[Data entries]
──────
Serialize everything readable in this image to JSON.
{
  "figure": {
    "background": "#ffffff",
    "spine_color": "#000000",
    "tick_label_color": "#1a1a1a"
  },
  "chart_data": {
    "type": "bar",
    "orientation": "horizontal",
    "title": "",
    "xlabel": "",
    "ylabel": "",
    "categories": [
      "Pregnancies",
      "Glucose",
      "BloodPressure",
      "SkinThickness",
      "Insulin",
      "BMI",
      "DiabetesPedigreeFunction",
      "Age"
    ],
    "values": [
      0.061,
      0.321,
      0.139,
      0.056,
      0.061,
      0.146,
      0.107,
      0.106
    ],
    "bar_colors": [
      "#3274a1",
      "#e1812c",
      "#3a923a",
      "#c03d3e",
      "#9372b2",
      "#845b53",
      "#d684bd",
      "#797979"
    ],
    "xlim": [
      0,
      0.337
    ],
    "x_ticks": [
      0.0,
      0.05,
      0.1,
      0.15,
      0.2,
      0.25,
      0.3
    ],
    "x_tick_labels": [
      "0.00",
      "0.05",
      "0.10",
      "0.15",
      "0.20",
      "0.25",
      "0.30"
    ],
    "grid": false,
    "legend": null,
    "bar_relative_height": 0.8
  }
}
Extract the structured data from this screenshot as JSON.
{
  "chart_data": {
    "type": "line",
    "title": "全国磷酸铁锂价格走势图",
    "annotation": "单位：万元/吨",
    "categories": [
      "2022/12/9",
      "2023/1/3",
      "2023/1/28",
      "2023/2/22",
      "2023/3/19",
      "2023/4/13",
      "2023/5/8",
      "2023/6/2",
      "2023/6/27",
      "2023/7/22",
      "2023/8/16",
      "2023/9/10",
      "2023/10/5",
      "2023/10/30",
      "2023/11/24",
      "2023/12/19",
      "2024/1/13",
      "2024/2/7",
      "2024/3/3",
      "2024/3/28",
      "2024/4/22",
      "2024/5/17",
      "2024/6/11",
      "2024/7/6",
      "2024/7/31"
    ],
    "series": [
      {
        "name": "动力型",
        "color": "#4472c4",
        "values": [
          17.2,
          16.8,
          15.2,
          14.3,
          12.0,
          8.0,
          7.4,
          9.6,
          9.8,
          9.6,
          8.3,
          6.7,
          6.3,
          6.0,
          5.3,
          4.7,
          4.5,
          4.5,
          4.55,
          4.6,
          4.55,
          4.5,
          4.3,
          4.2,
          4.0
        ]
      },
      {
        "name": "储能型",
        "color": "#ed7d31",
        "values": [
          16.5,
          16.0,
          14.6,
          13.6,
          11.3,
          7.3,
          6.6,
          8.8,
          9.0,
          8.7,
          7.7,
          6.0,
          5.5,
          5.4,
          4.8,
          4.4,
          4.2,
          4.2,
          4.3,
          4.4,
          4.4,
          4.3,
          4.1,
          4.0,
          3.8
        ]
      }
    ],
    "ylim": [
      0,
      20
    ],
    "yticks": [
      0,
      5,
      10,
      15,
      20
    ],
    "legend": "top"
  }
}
──────
__Stated problem__. Faithfully transcribe the whole of the data.

__Output of the exercise__.
Serialize everything readable in this image to JSON.
{
  "figure": {
    "background": "#ffffff",
    "spine_color": "#000000",
    "tick_label_color": "#1a1a1a"
  },
  "chart_data": {
    "type": "bar",
    "orientation": "horizontal",
    "title": "",
    "xlabel": "",
    "ylabel": "",
    "categories": [
      "Pregnancies",
      "Glucose",
      "BloodPressure",
      "SkinThickness",
      "Insulin",
      "BMI",
      "DiabetesPedigreeFunction",
      "Age"
    ],
    "values": [
      0.061,
      0.321,
      0.139,
      0.056,
      0.061,
      0.146,
      0.107,
      0.106
    ],
    "bar_colors": [
      "#3274a1",
      "#e1812c",
      "#3a923a",
      "#c03d3e",
      "#9372b2",
      "#845b53",
      "#d684bd",
      "#797979"
    ],
    "xlim": [
      0,
      0.337
    ],
    "x_ticks": [
      0.0,
      0.05,
      0.1,
      0.15,
      0.2,
      0.25,
      0.3
    ],
    "x_tick_labels": [
      "0.00",
      "0.05",
      "0.10",
      "0.15",
      "0.20",
      "0.25",
      "0.30"
    ],
    "grid": false,
    "legend": null,
    "bar_relative_height": 0.8
  }
}
Extract the structured data from this screenshot as JSON.
{
  "chart_data": {
    "type": "line",
    "title": "全国磷酸铁锂价格走势图",
    "annotation": "单位：万元/吨",
    "categories": [
      "2022/12/9",
      "2023/1/3",
      "2023/1/28",
      "2023/2/22",
      "2023/3/19",
      "2023/4/13",
      "2023/5/8",
      "2023/6/2",
      "2023/6/27",
      "2023/7/22",
      "2023/8/16",
      "2023/9/10",
      "2023/10/5",
      "2023/10/30",
      "2023/11/24",
      "2023/12/19",
      "2024/1/13",
      "2024/2/7",
      "2024/3/3",
      "2024/3/28",
      "2024/4/22",
      "2024/5/17",
      "2024/6/11",
      "2024/7/6",
      "2024/7/31"
    ],
    "series": [
      {
        "name": "动力型",
        "color": "#4472c4",
        "values": [
          17.2,
          16.8,
          15.2,
          14.3,
          12.0,
          8.0,
          7.4,
          9.6,
          9.8,
          9.6,
          8.3,
          6.7,
          6.3,
          6.0,
          5.3,
          4.7,
          4.5,
          4.5,
          4.55,
          4.6,
          4.55,
          4.5,
          4.3,
          4.2,
          4.0
        ]
      },
      {
        "name": "储能型",
        "color": "#ed7d31",
        "values": [
          16.5,
          16.0,
          14.6,
          13.6,
          11.3,
          7.3,
          6.6,
          8.8,
          9.0,
          8.7,
          7.7,
          6.0,
          5.5,
          5.4,
          4.8,
          4.4,
          4.2,
          4.2,
          4.3,
          4.4,
          4.4,
          4.3,
          4.1,
          4.0,
          3.8
        ]
      }
    ],
    "ylim": [
      0,
      20
    ],
    "yticks": [
      0,
      5,
      10,
      15,
      20
    ],
    "legend": "top"
  }
}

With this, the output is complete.